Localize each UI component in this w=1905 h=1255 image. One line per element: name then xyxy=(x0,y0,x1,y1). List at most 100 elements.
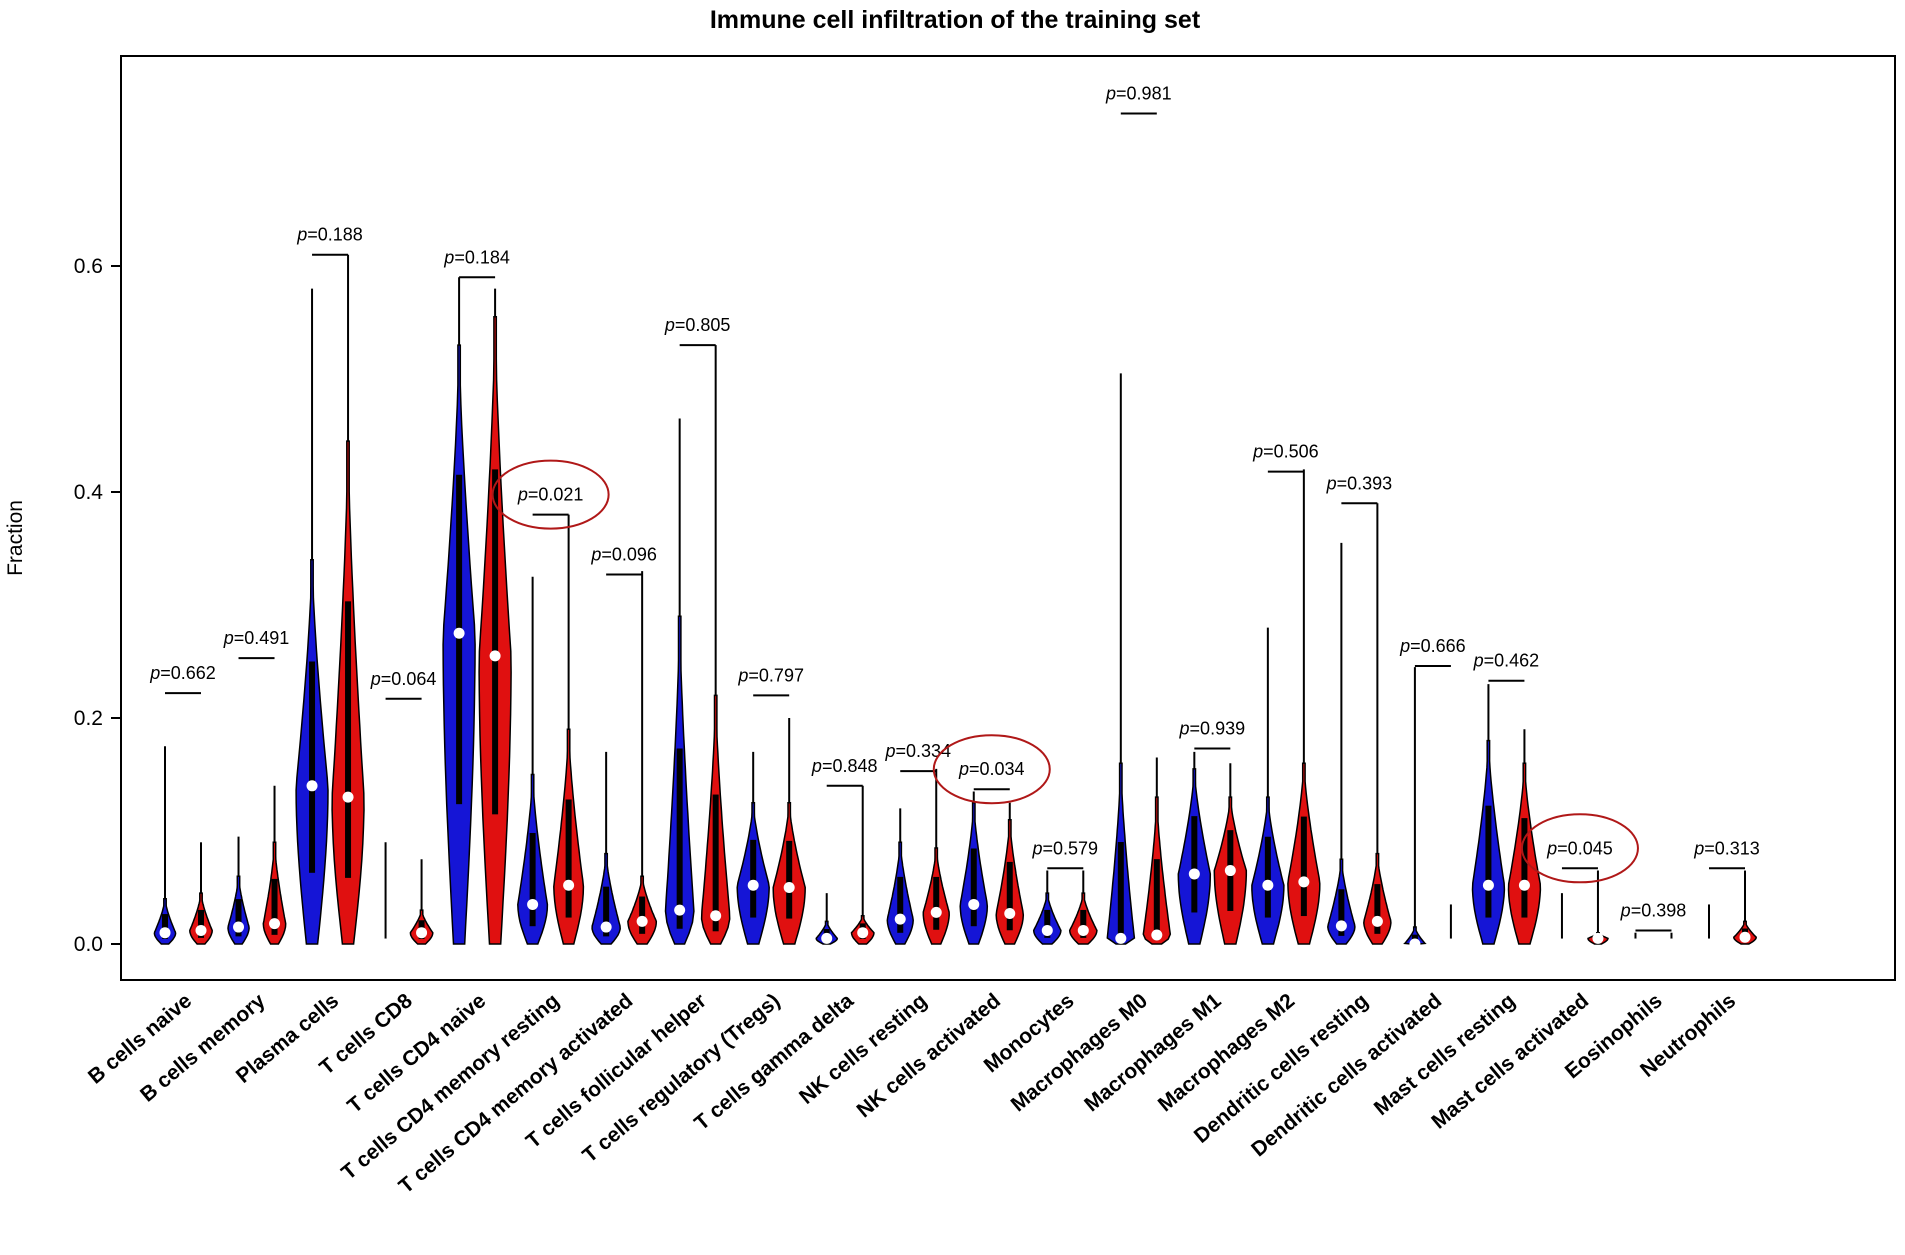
violin-median xyxy=(1629,938,1641,950)
significance-circle xyxy=(491,459,610,530)
violin-median xyxy=(710,910,722,922)
violin-median xyxy=(1298,876,1310,888)
violin-median xyxy=(930,906,942,918)
violin-group1 xyxy=(1327,542,1356,945)
violin-box xyxy=(1338,889,1345,936)
p-symbol: p xyxy=(1620,900,1631,920)
violin-median xyxy=(783,882,795,893)
p-symbol: p xyxy=(664,315,675,335)
violin-median xyxy=(195,924,207,936)
violin-box xyxy=(1044,909,1051,938)
violin-box xyxy=(198,909,204,938)
p-value-label: p=0.096 xyxy=(590,544,657,564)
p-value: =0.462 xyxy=(1484,651,1540,671)
p-value-label: p=0.021 xyxy=(517,485,584,505)
violin-box xyxy=(492,469,499,815)
violin-median xyxy=(1262,879,1274,891)
p-symbol: p xyxy=(811,756,822,776)
p-value-label: p=0.045 xyxy=(1546,838,1613,858)
p-value: =0.662 xyxy=(160,663,216,683)
p-value-label: p=0.491 xyxy=(223,628,290,648)
violin-group2 xyxy=(1733,870,1757,945)
violin-group2 xyxy=(772,718,806,945)
p-symbol: p xyxy=(958,759,969,779)
violin-group2 xyxy=(331,254,365,945)
p-value-label: p=0.184 xyxy=(443,247,510,267)
violin-median xyxy=(857,927,869,939)
violin-median xyxy=(1556,938,1568,950)
violin-group1 xyxy=(227,836,250,945)
chart-title: Immune cell infiltration of the training… xyxy=(710,6,1201,34)
violin-group1 xyxy=(664,418,695,945)
violin-median xyxy=(416,927,428,939)
violin-median xyxy=(968,898,980,910)
violin-group1 xyxy=(1251,627,1285,945)
violin-box xyxy=(456,474,463,805)
p-symbol: p xyxy=(149,663,160,683)
violin-median xyxy=(1592,932,1604,944)
violin-median xyxy=(674,904,686,916)
violin-group1 xyxy=(959,791,989,945)
violin-box xyxy=(639,896,646,934)
violin-median xyxy=(821,932,833,944)
x-tick-label: Macrophages M1 xyxy=(1080,989,1226,1116)
violin-group2 xyxy=(922,768,950,945)
p-symbol: p xyxy=(517,485,528,505)
violin-group1 xyxy=(153,746,177,945)
y-tick-label: 0.2 xyxy=(74,707,103,730)
p-value-label: p=0.797 xyxy=(737,665,804,685)
violin-box xyxy=(529,832,536,927)
violin-group2 xyxy=(553,514,585,945)
violin-median xyxy=(1371,915,1383,927)
violin-median xyxy=(636,915,648,927)
p-value: =0.313 xyxy=(1704,838,1760,858)
violin-group1 xyxy=(380,842,392,950)
p-value-label: p=0.393 xyxy=(1326,473,1393,493)
p-value: =0.939 xyxy=(1190,719,1246,739)
p-symbol: p xyxy=(1179,719,1190,739)
violin-median xyxy=(453,627,465,639)
violin-median xyxy=(527,898,539,910)
violin-median xyxy=(1703,938,1715,950)
p-symbol: p xyxy=(1252,442,1263,462)
violin-median xyxy=(306,780,318,792)
significance-circle xyxy=(932,734,1051,805)
violin-group2 xyxy=(262,785,287,945)
violin-median xyxy=(1115,932,1127,944)
p-value: =0.398 xyxy=(1631,900,1687,920)
p-value-label: p=0.579 xyxy=(1031,838,1098,858)
violin-box xyxy=(271,878,278,935)
violin-median xyxy=(269,918,281,930)
violin-median xyxy=(1482,879,1494,891)
p-symbol: p xyxy=(370,669,381,689)
violin-box xyxy=(1006,861,1013,931)
p-value: =0.045 xyxy=(1557,838,1613,858)
violin-group1 xyxy=(1106,373,1136,945)
x-tick-label: B cells memory xyxy=(136,989,270,1107)
violin-group2 xyxy=(1665,932,1677,950)
violin-box xyxy=(162,914,168,939)
violin-box xyxy=(1521,818,1528,918)
violin-box xyxy=(897,876,904,933)
p-value: =0.506 xyxy=(1263,442,1319,462)
violin-group1 xyxy=(442,277,476,945)
p-value: =0.188 xyxy=(307,225,363,245)
y-axis-label: Fraction xyxy=(4,500,27,576)
violin-group1 xyxy=(1556,893,1568,950)
p-symbol: p xyxy=(1693,838,1704,858)
violin-group2 xyxy=(189,842,213,945)
violin-group1 xyxy=(517,576,549,945)
violin-group2 xyxy=(995,802,1025,945)
violin-box xyxy=(1300,816,1307,917)
p-symbol: p xyxy=(737,665,748,685)
p-symbol: p xyxy=(1105,83,1116,103)
violin-group1 xyxy=(1403,667,1427,950)
violin-box xyxy=(712,794,719,932)
violin-group2 xyxy=(1287,469,1321,945)
violin-group2 xyxy=(627,571,658,945)
p-symbol: p xyxy=(1031,838,1042,858)
x-tick-label: NK cells resting xyxy=(795,989,931,1109)
violin-group1 xyxy=(1177,751,1212,945)
violin-median xyxy=(1004,907,1016,919)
====
Exercise instructions: Copy each line holding "tick" from the material above.

Written response:
x-tick-label: Macrophages M1 xyxy=(1080,989,1226,1116)
y-tick-label: 0.2 xyxy=(74,707,103,730)
x-tick-label: B cells memory xyxy=(136,989,270,1107)
x-tick-label: NK cells resting xyxy=(795,989,931,1109)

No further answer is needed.